**Job**. Transcribe the whole listing without a single picture.

**Task data**.
···

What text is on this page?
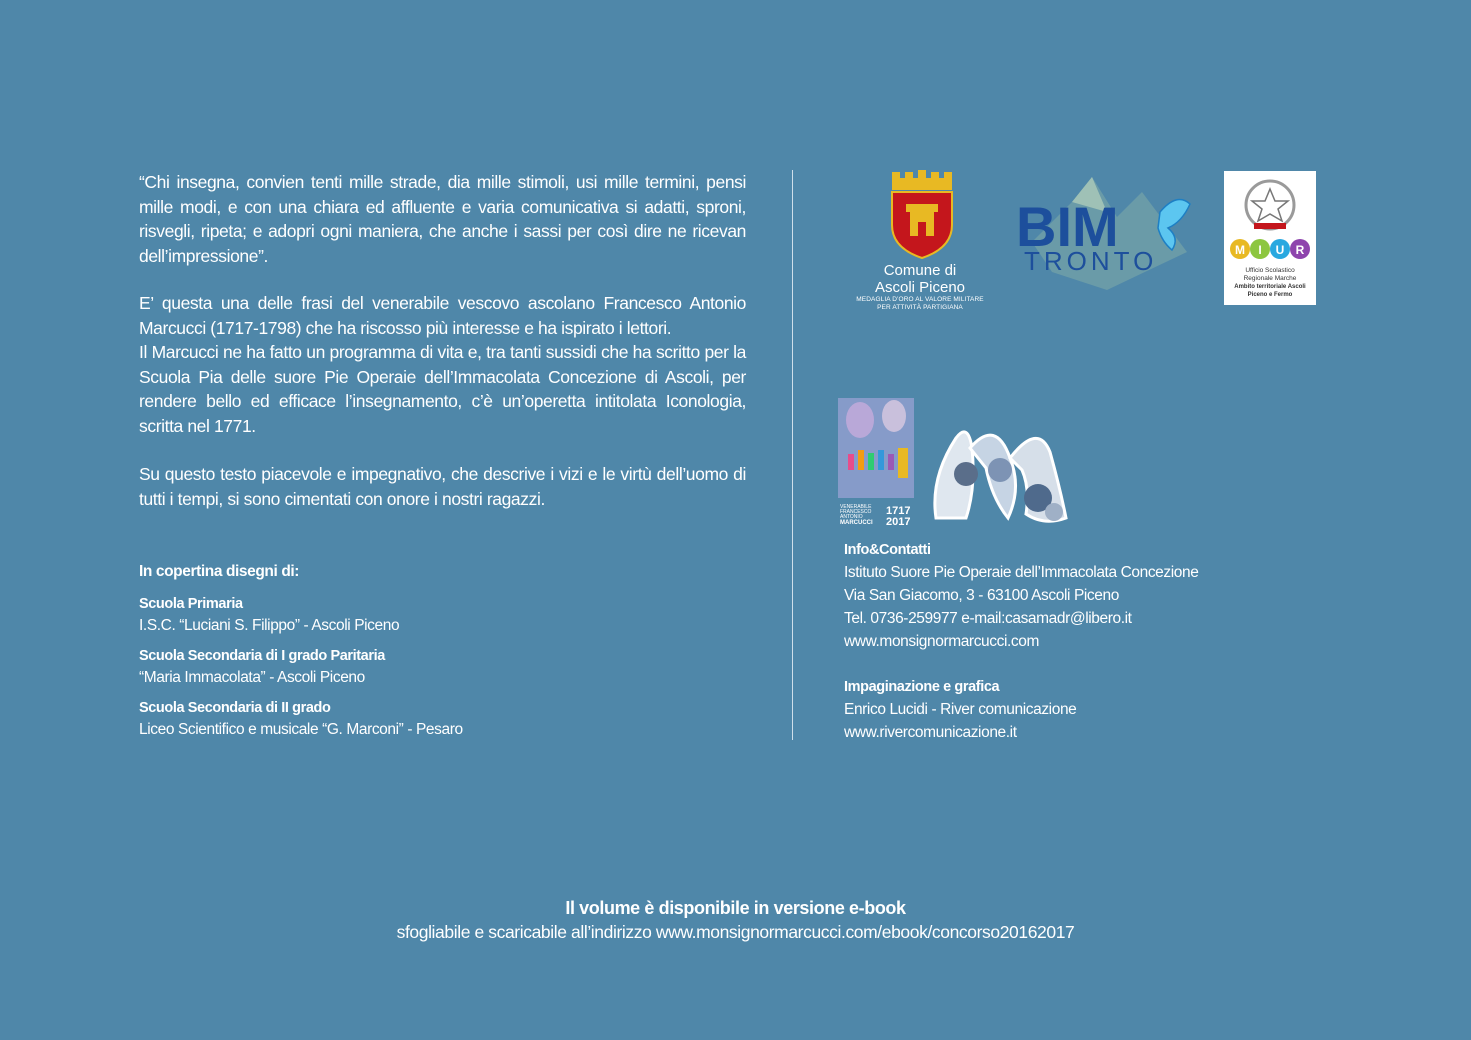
“Chi insegna, convien tenti mille strade, dia mille stimoli, usi mille termini, pensi mille modi, e con una chiara ed affluente e varia comunicativa si adatti, sproni, risvegli, ripeta; e adopri ogni maniera, che anche i sassi per così dire ne ricevan dell’impressione”.
E’ questa una delle frasi del venerabile vescovo ascolano Francesco Antonio Marcucci (1717-1798) che ha riscosso più interesse e ha ispirato i lettori.
Il Marcucci ne ha fatto un programma di vita e, tra tanti sussidi che ha scritto per la Scuola Pia delle suore Pie Operaie dell’Immacolata Concezione di Ascoli, per rendere bello ed efficace l’insegnamento, c’è un’operetta intitolata Iconologia, scritta nel 1771.
Su questo testo piacevole e impegnativo, che descrive i vizi e le virtù dell’uomo di tutti i tempi, si sono cimentati con onore i nostri ragazzi.
In copertina disegni di:
Scuola Primaria
I.S.C. “Luciani S. Filippo” - Ascoli Piceno
Scuola Secondaria di I grado Paritaria
“Maria Immacolata” - Ascoli Piceno
Scuola Secondaria di II grado
Liceo Scientifico e musicale “G. Marconi” - Pesaro
Comune di
Ascoli Piceno
MEDAGLIA D’ORO AL VALORE MILITARE
PER ATTIVITÀ PARTIGIANA
BIM
TRONTO	M I U R
Ufficio Scolastico
Regionale Marche
Ambito territoriale Ascoli
Piceno e Fermo
VENERABILE
FRANCESCO
ANTONIO
MARCUCCI
1717
2017
Info&Contatti
Istituto Suore Pie Operaie dell’Immacolata Concezione
Via San Giacomo, 3 - 63100 Ascoli Piceno
Tel. 0736-259977 e-mail:casamadr@libero.it
www.monsignormarcucci.com
Impaginazione e grafica
Enrico Lucidi - River comunicazione
www.rivercomunicazione.it
Il volume è disponibile in versione e-book
sfogliabile e scaricabile all’indirizzo www.monsignormarcucci.com/ebook/concorso20162017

···

**Task response**.
What text is on this page?
“Chi insegna, convien tenti mille strade, dia mille stimoli, usi mille termini, pensi mille modi, e con una chiara ed affluente e varia comunicativa si adatti, sproni, risvegli, ripeta; e adopri ogni maniera, che anche i sassi per così dire ne ricevan dell’impressione”.
E’ questa una delle frasi del venerabile vescovo ascolano Francesco Antonio Marcucci (1717-1798) che ha riscosso più interesse e ha ispirato i lettori.
Il Marcucci ne ha fatto un programma di vita e, tra tanti sussidi che ha scritto per la Scuola Pia delle suore Pie Operaie dell’Immacolata Concezione di Ascoli, per rendere bello ed efficace l’insegnamento, c’è un’operetta intitolata Iconologia, scritta nel 1771.
Su questo testo piacevole e impegnativo, che descrive i vizi e le virtù dell’uomo di tutti i tempi, si sono cimentati con onore i nostri ragazzi.
In copertina disegni di:
Scuola Primaria
I.S.C. “Luciani S. Filippo” - Ascoli Piceno
Scuola Secondaria di I grado Paritaria
“Maria Immacolata” - Ascoli Piceno
Scuola Secondaria di II grado
Liceo Scientifico e musicale “G. Marconi” - Pesaro
Comune di
Ascoli Piceno
MEDAGLIA D’ORO AL VALORE MILITARE
PER ATTIVITÀ PARTIGIANA
BIM
TRONTO	M I U R
Ufficio Scolastico
Regionale Marche
Ambito territoriale Ascoli
Piceno e Fermo
VENERABILE
FRANCESCO
ANTONIO
MARCUCCI
1717
2017
Info&Contatti
Istituto Suore Pie Operaie dell’Immacolata Concezione
Via San Giacomo, 3 - 63100 Ascoli Piceno
Tel. 0736-259977 e-mail:casamadr@libero.it
www.monsignormarcucci.com
Impaginazione e grafica
Enrico Lucidi - River comunicazione
www.rivercomunicazione.it
Il volume è disponibile in versione e-book
sfogliabile e scaricabile all’indirizzo www.monsignormarcucci.com/ebook/concorso20162017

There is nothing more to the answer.